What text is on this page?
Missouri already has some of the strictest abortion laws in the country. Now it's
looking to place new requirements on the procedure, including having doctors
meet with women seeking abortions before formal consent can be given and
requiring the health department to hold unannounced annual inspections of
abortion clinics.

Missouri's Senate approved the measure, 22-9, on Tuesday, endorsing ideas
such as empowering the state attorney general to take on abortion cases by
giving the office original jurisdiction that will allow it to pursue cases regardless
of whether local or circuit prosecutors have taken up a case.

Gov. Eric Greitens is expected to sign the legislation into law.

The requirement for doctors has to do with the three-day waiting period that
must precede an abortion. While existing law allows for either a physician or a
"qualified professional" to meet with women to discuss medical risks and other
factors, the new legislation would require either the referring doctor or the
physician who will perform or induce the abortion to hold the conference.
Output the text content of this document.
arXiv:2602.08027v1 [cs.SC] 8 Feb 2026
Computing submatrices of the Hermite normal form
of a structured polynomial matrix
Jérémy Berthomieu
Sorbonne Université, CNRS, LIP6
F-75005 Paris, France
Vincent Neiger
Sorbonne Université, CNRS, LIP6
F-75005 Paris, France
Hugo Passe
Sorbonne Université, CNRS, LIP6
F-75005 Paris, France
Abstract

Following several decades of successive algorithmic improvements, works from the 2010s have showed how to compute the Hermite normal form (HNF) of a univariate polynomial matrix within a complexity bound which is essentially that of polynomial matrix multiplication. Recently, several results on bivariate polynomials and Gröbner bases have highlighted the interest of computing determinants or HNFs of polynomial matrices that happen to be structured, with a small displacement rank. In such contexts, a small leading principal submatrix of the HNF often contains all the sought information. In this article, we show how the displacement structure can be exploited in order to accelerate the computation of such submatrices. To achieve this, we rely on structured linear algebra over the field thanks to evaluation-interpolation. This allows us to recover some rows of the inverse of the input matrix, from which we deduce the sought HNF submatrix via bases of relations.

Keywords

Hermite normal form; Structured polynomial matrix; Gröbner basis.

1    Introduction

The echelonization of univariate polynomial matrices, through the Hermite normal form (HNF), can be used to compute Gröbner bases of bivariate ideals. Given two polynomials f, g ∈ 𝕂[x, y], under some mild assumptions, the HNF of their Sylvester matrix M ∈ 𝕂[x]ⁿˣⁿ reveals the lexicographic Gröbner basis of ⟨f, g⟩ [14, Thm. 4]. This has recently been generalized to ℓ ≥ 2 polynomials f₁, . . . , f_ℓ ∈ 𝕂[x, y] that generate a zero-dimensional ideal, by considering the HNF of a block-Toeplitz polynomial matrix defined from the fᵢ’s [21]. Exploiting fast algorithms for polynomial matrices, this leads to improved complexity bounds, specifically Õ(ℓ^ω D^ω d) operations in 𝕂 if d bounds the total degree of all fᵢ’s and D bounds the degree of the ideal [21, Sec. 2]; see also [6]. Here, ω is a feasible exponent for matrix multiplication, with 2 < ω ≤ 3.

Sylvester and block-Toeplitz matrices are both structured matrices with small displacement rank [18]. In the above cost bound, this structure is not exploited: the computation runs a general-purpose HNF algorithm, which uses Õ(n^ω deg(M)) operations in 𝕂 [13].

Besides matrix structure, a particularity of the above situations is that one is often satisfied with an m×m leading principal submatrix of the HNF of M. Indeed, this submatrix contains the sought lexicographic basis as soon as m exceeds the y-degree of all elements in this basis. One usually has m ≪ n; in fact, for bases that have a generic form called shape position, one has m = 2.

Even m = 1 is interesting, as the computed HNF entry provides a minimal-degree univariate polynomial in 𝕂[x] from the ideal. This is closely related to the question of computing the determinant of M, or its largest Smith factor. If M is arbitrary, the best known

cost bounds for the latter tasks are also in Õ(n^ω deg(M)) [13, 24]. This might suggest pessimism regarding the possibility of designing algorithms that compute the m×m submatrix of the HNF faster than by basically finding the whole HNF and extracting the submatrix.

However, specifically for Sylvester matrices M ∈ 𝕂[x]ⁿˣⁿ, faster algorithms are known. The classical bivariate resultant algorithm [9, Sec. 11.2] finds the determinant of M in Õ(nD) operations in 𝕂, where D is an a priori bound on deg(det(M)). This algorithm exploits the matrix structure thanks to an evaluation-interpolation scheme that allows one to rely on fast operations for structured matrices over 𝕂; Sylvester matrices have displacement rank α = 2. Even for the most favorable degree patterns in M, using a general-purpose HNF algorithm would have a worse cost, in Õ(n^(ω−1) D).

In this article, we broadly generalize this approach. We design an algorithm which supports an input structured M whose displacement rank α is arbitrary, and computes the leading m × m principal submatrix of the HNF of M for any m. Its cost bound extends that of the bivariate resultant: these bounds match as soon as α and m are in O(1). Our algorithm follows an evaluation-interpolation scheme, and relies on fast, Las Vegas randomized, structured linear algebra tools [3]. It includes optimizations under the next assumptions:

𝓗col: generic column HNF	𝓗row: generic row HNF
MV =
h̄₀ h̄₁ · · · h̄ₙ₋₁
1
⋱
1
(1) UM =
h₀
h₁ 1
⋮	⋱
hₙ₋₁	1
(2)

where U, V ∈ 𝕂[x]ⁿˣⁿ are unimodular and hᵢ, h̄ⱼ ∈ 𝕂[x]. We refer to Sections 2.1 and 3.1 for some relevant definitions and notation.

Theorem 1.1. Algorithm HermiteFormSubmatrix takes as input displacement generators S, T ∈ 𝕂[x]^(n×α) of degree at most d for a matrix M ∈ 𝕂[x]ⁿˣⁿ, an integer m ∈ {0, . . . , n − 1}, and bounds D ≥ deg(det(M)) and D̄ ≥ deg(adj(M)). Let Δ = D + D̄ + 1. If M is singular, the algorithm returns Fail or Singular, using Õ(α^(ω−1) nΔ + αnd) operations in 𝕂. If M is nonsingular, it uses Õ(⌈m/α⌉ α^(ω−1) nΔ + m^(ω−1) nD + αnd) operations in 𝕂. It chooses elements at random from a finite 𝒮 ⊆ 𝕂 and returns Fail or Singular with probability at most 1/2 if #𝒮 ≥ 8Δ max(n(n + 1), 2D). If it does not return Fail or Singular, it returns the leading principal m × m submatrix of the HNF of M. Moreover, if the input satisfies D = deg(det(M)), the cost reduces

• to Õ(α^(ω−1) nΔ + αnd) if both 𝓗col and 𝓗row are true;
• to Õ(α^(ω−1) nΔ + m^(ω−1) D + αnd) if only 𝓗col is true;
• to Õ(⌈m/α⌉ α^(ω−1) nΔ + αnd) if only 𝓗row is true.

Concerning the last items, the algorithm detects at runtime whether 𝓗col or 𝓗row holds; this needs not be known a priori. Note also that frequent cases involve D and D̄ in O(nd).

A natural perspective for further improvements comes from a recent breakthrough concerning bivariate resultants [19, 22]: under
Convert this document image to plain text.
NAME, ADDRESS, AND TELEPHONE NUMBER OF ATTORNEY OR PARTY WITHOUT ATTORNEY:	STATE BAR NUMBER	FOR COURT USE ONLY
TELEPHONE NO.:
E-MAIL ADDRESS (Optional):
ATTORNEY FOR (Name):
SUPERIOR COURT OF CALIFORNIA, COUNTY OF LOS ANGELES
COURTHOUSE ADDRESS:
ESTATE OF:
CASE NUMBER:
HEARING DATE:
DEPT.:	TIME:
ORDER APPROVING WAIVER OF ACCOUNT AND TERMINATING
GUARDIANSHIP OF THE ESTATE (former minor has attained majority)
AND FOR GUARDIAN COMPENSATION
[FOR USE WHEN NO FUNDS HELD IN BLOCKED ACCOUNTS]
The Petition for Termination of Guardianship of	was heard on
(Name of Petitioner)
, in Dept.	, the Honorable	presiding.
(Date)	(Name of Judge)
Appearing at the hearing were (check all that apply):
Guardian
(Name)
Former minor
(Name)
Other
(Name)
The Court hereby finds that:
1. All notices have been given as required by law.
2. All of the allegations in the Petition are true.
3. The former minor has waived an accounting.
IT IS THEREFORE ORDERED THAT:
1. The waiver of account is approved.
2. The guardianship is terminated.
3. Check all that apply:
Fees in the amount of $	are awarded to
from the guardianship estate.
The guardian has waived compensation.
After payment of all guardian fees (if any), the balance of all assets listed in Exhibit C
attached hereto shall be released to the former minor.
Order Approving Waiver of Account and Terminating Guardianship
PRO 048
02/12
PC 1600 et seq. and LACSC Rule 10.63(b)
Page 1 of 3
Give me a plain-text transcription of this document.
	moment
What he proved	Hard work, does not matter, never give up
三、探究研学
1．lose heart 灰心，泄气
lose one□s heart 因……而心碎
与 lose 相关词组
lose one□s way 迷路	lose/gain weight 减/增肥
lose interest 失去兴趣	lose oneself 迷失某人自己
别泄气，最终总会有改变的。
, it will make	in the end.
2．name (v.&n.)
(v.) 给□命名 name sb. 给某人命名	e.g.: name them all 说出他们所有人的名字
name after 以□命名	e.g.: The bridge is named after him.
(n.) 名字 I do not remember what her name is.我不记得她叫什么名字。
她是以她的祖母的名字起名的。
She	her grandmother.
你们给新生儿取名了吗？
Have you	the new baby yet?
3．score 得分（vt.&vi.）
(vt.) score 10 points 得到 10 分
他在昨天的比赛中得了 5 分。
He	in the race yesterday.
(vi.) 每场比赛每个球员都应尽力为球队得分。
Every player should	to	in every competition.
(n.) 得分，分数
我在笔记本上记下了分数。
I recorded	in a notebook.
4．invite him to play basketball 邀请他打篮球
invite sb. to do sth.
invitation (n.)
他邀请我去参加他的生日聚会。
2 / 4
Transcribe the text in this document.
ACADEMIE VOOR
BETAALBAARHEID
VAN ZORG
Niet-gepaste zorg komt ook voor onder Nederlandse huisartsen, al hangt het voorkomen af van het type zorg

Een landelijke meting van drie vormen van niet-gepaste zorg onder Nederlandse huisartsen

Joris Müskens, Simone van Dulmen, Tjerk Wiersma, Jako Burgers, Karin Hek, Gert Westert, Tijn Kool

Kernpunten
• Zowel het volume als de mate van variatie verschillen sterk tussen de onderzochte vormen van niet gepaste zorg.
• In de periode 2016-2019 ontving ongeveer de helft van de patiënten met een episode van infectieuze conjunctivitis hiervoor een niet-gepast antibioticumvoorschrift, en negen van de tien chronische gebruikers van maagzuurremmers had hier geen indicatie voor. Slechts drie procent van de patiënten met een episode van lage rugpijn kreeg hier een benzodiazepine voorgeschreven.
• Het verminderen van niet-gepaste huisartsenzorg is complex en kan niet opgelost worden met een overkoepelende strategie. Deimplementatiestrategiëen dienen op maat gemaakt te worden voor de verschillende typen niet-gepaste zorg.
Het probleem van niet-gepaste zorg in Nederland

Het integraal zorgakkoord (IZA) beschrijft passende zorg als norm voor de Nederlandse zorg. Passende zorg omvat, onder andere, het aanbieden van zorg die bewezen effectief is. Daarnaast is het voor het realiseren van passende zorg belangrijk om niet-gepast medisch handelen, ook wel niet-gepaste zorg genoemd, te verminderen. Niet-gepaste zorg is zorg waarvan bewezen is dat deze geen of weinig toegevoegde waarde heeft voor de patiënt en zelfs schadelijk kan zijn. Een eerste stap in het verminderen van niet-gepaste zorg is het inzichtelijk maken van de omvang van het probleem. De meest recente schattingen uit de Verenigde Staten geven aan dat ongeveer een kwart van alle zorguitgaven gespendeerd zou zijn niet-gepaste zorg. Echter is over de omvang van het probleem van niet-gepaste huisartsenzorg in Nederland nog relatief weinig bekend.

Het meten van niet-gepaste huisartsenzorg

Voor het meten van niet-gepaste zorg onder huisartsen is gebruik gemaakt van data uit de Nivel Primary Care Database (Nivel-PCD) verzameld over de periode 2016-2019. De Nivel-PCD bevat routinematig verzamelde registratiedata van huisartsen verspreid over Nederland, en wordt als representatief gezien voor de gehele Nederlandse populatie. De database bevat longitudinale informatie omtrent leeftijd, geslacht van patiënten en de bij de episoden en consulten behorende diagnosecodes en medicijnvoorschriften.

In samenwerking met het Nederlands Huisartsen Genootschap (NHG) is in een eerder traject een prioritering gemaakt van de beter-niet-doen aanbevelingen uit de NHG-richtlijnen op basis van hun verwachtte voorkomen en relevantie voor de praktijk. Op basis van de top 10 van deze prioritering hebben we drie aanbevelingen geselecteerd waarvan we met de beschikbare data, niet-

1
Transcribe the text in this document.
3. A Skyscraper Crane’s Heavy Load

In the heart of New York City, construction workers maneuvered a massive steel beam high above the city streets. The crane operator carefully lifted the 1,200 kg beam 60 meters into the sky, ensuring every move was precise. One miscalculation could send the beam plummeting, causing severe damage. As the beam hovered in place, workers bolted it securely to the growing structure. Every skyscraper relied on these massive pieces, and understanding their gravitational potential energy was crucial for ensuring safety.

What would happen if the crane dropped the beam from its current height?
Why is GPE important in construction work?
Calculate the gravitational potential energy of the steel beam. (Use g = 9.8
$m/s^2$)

[STATED PROBLEM] Search the entries for the string "score" and collect each line that has it.

[TASK OUTPUT]
3．score 得分（vt.&vi.）
(vt.) score 10 points 得到 10 分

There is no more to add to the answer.